Task prompt
Repeat every line of the data exactly, but not the pictures.

Extracted data entries
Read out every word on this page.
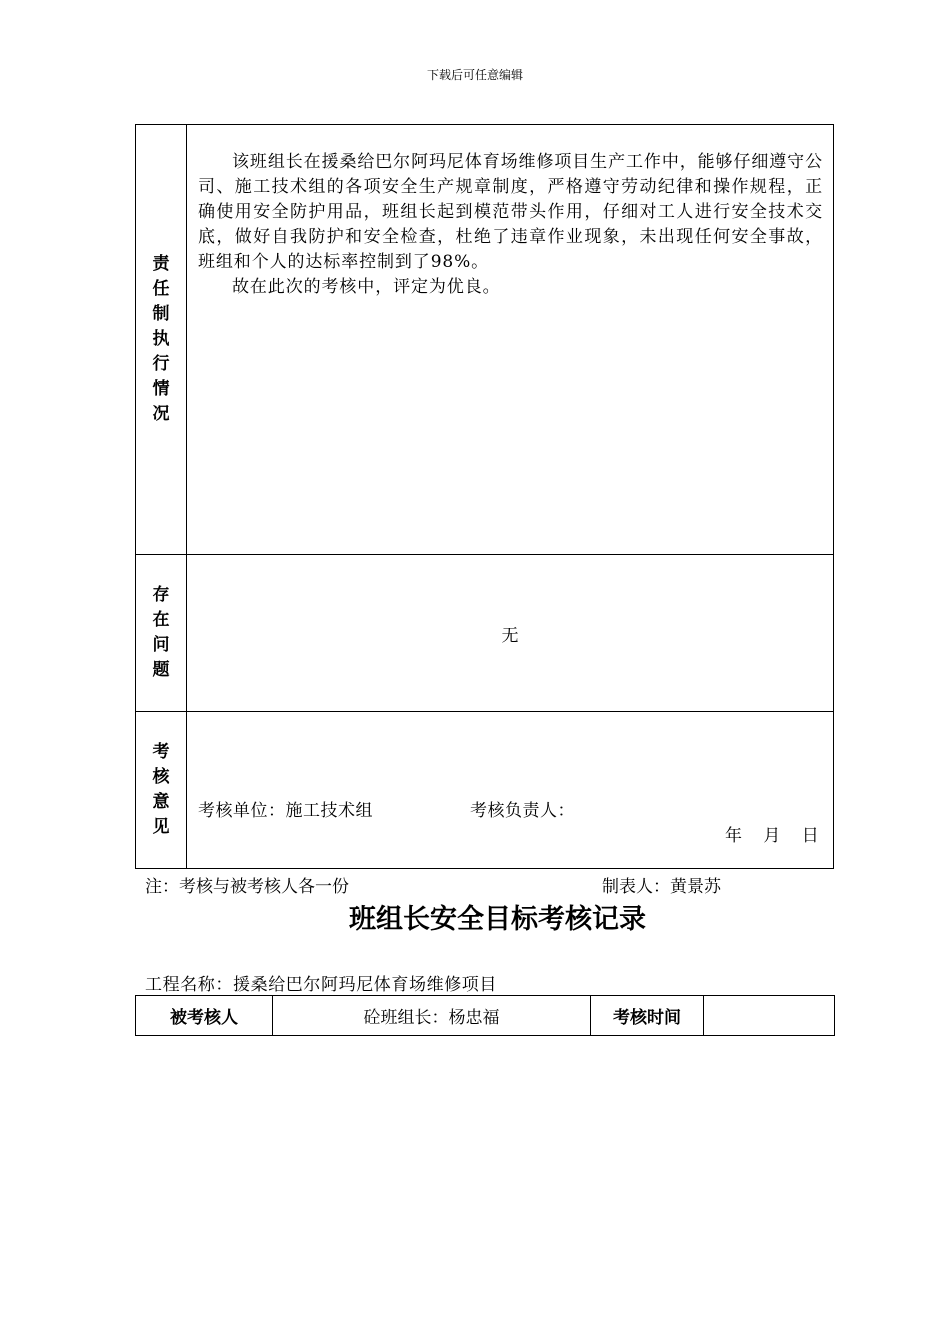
下载后可任意编辑
责任制执行情况	该班组长在援桑给巴尔阿玛尼体育场维修项目生产工作中，能够仔细遵守公司、施工技术组的各项安全生产规章制度，严格遵守劳动纪律和操作规程，正确使用安全防护用品，班组长起到模范带头作用，仔细对工人进行安全技术交底，做好自我防护和安全检查，杜绝了违章作业现象，未出现任何安全事故，班组和个人的达标率控制到了98%。

故在此次的考核中，评定为优良。

存在问题	无
考核意见	考核单位：施工技术组 考核负责人：
年 月 日
注：考核与被考核人各一份	制表人：黄景苏
班组长安全目标考核记录
工程名称：援桑给巴尔阿玛尼体育场维修项目
被考核人	砼班组长：杨忠福	考核时间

Answer to this task
Read out every word on this page.
下载后可任意编辑
责任制执行情况	该班组长在援桑给巴尔阿玛尼体育场维修项目生产工作中，能够仔细遵守公司、施工技术组的各项安全生产规章制度，严格遵守劳动纪律和操作规程，正确使用安全防护用品，班组长起到模范带头作用，仔细对工人进行安全技术交底，做好自我防护和安全检查，杜绝了违章作业现象，未出现任何安全事故，班组和个人的达标率控制到了98%。

故在此次的考核中，评定为优良。

存在问题	无
考核意见	考核单位：施工技术组 考核负责人：
年 月 日
注：考核与被考核人各一份	制表人：黄景苏
班组长安全目标考核记录
工程名称：援桑给巴尔阿玛尼体育场维修项目
被考核人	砼班组长：杨忠福	考核时间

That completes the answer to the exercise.